■ DATASET CONTENT ■
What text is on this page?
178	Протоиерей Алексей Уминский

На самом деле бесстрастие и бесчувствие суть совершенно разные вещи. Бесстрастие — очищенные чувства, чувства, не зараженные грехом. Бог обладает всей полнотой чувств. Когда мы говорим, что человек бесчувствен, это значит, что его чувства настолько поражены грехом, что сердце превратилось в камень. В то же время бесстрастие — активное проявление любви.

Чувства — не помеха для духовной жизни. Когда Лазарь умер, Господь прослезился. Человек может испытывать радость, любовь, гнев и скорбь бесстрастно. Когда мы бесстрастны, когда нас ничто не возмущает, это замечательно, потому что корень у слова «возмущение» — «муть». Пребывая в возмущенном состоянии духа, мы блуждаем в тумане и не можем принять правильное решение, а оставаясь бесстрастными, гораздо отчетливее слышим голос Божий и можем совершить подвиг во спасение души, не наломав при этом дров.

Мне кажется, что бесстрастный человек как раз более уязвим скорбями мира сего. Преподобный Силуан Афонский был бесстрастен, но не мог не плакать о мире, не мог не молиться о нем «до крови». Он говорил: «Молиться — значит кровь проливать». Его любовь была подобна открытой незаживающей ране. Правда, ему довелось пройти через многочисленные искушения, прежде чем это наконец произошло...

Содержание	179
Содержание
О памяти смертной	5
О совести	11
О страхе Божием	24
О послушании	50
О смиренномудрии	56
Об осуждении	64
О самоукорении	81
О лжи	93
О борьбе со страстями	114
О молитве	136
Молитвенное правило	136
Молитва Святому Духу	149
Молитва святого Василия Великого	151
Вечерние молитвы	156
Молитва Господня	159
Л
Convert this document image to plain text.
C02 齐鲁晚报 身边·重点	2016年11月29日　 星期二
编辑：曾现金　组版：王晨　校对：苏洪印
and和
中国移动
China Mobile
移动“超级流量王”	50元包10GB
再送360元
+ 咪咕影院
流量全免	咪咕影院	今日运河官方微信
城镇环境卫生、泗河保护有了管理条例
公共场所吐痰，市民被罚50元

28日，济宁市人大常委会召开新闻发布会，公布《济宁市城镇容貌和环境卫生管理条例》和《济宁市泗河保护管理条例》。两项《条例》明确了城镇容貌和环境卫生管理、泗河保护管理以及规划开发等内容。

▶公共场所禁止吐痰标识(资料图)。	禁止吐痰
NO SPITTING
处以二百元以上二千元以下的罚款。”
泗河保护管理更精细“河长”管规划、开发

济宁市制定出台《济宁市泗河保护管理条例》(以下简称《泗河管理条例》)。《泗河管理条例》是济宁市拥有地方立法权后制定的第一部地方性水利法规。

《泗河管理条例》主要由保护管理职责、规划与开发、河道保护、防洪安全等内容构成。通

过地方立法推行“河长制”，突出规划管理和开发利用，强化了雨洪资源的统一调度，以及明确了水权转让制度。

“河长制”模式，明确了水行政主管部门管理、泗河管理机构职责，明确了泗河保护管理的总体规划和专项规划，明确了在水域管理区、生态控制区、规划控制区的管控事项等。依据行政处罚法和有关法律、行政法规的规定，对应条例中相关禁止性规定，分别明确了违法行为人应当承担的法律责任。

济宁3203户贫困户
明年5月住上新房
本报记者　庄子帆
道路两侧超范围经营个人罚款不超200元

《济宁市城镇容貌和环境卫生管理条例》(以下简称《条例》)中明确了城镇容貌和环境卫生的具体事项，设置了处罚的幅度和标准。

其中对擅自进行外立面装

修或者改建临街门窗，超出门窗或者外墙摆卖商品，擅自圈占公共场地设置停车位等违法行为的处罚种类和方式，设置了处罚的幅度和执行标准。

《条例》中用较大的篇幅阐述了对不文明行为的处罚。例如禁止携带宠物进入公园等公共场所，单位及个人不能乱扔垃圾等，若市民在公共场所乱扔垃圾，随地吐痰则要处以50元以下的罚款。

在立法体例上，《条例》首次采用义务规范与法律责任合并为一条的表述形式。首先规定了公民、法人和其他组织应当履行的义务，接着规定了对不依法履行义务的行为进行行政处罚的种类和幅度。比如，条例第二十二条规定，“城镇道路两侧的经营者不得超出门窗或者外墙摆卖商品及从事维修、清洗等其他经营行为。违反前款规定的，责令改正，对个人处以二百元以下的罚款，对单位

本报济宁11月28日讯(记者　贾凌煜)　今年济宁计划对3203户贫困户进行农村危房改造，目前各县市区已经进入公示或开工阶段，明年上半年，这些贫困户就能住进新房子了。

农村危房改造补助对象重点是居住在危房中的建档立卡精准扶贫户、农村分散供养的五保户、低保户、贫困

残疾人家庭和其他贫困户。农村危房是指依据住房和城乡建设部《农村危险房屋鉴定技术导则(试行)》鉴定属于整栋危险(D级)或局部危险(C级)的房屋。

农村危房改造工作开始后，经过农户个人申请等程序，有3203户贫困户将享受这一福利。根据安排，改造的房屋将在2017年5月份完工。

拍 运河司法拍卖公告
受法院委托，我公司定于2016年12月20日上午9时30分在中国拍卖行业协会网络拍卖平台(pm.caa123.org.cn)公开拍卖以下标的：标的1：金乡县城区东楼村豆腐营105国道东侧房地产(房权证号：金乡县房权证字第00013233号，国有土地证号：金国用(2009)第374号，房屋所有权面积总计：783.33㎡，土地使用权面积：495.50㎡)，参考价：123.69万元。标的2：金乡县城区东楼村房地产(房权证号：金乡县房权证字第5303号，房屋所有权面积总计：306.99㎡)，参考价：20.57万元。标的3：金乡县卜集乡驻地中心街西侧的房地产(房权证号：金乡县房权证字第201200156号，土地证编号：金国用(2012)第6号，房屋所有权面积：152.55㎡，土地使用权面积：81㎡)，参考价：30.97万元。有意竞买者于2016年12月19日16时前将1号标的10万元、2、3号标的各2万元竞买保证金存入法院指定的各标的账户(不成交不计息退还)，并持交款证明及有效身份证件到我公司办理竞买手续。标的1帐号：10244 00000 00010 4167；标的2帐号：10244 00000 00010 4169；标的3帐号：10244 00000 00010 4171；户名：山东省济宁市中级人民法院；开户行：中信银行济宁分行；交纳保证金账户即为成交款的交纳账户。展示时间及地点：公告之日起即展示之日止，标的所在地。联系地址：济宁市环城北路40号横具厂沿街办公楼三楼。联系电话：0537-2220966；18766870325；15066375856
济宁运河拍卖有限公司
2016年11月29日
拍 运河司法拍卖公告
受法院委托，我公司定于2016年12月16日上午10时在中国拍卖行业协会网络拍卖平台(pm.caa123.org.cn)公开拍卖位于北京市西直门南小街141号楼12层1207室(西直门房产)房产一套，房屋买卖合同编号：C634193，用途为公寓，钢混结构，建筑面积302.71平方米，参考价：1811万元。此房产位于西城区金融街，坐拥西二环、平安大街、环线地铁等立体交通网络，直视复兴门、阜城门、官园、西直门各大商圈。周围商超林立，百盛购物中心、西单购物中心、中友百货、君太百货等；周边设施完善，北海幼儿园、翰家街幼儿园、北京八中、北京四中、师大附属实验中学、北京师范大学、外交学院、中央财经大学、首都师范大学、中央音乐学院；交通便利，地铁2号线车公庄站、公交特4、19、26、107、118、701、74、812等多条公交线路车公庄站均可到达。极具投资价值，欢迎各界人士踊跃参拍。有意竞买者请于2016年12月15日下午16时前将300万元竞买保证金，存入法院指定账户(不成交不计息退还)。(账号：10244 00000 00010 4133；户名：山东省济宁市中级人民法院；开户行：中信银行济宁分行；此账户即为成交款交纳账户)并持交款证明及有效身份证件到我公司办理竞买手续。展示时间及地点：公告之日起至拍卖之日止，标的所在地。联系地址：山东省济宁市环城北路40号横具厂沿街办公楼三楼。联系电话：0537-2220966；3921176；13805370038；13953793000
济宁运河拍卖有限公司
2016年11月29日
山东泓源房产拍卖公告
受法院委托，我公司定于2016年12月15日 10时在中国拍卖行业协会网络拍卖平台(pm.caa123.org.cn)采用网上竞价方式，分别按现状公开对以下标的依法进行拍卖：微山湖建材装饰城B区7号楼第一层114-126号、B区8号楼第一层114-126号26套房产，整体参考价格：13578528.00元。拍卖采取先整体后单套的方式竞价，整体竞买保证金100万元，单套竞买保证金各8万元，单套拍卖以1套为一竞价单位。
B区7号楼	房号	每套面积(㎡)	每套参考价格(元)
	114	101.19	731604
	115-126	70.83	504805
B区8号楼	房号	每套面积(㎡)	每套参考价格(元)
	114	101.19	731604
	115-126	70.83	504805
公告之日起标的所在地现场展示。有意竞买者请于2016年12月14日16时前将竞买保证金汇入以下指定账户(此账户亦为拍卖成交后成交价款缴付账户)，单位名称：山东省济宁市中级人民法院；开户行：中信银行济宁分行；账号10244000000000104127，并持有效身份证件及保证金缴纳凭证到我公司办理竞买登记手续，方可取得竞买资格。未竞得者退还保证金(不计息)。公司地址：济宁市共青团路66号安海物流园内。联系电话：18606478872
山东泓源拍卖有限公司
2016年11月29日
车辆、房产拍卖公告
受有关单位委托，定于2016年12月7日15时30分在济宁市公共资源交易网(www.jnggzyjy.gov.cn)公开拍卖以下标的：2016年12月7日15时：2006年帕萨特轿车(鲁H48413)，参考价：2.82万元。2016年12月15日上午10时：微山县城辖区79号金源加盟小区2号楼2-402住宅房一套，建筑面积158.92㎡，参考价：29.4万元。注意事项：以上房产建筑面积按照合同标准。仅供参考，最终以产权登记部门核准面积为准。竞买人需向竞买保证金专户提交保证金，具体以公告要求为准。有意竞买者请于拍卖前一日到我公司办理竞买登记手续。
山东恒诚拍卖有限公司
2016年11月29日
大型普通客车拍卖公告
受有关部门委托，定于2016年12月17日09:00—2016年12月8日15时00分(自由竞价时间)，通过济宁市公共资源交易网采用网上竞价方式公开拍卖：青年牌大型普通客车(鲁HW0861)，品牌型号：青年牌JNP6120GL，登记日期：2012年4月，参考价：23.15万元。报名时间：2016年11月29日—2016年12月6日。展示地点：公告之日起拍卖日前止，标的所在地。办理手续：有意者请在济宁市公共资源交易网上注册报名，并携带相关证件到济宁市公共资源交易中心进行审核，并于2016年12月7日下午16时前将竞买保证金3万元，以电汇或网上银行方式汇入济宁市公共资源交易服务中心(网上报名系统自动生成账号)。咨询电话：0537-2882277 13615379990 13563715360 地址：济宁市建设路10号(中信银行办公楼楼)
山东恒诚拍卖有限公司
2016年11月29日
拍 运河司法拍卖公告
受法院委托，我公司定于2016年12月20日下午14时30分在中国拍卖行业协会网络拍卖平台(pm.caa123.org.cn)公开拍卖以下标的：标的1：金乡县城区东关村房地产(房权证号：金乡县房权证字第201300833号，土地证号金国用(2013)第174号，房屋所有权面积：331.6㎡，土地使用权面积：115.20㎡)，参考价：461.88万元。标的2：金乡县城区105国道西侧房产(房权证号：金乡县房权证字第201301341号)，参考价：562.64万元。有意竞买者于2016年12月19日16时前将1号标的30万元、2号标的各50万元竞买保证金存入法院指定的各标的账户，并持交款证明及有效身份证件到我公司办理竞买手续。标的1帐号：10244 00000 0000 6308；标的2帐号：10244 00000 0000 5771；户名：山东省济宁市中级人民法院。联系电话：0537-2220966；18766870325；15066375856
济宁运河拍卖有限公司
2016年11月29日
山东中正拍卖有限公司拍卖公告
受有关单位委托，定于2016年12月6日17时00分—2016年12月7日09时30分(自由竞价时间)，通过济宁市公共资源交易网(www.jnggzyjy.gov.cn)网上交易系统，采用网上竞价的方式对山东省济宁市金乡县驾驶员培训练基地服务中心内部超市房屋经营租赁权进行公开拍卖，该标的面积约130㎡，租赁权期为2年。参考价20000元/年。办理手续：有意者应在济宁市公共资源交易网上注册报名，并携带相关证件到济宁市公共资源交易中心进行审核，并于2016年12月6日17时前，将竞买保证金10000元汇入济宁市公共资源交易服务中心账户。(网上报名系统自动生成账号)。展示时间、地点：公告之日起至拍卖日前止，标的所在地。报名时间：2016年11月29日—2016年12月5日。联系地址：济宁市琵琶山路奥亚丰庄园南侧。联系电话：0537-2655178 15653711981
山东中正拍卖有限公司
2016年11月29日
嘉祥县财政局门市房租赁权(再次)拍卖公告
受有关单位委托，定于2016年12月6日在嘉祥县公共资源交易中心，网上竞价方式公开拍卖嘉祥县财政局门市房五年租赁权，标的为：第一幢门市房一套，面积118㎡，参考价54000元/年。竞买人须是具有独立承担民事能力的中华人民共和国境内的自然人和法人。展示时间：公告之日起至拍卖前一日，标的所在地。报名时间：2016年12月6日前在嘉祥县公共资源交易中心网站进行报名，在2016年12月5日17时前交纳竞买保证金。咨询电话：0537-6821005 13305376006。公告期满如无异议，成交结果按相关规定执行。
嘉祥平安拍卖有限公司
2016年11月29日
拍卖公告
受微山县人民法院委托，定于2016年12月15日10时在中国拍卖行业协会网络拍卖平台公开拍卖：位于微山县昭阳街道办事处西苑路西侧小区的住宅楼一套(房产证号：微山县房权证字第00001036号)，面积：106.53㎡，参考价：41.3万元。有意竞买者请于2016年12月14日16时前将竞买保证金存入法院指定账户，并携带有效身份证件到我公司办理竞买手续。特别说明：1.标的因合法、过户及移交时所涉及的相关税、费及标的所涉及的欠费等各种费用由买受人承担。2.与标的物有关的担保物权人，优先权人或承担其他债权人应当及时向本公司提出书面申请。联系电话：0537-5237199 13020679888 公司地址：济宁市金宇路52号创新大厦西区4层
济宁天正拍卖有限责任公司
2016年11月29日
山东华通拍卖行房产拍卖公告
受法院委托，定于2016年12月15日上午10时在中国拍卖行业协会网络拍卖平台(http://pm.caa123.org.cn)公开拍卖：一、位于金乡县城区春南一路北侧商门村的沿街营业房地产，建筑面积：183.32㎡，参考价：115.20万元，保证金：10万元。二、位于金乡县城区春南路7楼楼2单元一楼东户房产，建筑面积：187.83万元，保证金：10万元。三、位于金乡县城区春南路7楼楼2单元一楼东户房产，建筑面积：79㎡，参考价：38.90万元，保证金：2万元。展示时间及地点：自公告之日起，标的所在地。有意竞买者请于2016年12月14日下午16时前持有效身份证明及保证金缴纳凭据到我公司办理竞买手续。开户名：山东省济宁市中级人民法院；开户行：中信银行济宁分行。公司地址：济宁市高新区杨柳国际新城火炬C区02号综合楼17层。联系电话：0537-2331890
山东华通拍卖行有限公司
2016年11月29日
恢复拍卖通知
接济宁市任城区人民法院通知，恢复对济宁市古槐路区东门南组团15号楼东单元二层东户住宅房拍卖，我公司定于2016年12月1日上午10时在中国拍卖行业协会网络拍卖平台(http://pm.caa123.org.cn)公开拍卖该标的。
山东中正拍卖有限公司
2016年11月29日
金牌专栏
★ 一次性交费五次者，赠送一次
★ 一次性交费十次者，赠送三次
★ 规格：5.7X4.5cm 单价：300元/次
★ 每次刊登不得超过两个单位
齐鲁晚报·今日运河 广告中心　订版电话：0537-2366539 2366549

■ WHAT THE TASK ASKS ■
Report the number of lines holding the string "http", without any other words.

■ CORRECT OUTPUT ■
2